* [WHAT THE EXERCISE ASKS]: Count lines, not occurrences: give the number of lines holding the word "masofa", and nothing besides.

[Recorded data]
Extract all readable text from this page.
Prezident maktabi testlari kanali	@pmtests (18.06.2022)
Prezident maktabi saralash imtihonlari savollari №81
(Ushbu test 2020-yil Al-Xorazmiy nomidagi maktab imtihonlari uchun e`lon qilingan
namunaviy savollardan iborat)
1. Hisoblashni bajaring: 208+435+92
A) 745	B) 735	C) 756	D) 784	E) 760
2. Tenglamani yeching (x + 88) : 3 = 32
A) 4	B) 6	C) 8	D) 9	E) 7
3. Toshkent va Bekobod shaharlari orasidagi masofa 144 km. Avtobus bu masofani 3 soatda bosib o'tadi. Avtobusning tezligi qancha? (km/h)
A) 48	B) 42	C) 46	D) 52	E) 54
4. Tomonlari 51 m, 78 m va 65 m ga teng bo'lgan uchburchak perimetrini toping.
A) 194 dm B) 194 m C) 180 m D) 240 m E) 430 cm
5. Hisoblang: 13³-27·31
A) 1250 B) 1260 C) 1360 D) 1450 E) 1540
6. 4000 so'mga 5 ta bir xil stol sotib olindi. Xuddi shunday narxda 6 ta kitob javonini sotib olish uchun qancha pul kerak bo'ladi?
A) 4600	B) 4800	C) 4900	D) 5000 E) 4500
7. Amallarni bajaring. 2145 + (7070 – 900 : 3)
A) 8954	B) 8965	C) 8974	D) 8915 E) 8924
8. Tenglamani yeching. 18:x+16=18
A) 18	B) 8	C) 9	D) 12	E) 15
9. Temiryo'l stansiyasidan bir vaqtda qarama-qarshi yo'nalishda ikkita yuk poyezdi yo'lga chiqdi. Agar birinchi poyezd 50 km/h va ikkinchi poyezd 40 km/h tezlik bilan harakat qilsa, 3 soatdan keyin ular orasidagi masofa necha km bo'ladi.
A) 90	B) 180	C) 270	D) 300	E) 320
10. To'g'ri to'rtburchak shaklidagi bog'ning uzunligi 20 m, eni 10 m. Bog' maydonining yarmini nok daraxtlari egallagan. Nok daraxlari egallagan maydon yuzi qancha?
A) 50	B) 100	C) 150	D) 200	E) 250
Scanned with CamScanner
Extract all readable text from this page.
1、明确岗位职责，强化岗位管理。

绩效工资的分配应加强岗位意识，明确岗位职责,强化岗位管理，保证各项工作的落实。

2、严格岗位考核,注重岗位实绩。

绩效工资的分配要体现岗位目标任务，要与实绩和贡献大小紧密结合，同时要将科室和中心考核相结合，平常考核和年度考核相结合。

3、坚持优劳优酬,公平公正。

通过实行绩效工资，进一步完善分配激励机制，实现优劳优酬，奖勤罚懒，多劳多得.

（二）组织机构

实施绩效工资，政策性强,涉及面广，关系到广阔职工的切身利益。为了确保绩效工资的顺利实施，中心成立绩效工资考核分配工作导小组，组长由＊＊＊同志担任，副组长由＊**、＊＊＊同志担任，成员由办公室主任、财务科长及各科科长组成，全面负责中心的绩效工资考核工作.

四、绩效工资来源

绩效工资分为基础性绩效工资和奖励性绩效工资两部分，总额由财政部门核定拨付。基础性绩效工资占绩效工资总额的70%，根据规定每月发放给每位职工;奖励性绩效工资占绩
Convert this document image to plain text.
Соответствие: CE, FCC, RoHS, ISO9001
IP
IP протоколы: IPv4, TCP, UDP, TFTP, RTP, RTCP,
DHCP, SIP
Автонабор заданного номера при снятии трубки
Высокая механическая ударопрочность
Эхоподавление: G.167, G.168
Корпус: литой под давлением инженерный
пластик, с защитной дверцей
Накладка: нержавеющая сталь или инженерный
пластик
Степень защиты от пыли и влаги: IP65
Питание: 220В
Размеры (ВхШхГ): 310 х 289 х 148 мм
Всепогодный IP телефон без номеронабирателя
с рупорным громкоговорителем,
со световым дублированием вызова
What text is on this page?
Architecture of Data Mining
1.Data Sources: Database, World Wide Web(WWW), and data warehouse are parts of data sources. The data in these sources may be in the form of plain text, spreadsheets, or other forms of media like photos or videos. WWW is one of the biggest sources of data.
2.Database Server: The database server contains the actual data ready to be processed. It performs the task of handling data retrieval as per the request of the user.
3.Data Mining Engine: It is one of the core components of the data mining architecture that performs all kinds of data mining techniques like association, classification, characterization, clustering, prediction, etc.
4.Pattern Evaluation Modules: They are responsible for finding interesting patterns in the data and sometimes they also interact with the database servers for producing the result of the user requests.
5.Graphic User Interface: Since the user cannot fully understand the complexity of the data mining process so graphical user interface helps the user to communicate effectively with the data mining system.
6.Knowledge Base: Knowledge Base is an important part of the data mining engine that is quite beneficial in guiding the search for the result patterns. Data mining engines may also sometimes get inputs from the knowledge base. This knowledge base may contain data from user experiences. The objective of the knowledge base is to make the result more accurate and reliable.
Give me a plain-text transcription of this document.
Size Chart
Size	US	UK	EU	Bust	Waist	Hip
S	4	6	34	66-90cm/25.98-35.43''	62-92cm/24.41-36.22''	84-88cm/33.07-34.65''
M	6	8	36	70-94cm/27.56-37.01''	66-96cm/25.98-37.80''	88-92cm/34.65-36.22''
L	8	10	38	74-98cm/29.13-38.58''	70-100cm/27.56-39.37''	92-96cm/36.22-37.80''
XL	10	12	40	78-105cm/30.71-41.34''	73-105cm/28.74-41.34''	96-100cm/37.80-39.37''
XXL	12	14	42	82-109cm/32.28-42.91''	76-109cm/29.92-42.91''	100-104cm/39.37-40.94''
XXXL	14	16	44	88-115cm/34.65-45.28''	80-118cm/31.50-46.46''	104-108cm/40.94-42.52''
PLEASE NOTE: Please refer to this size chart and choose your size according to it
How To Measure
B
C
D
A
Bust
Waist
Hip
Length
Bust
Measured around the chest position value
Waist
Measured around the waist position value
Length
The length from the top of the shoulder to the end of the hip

* [WRITTEN RESPONSE]: 2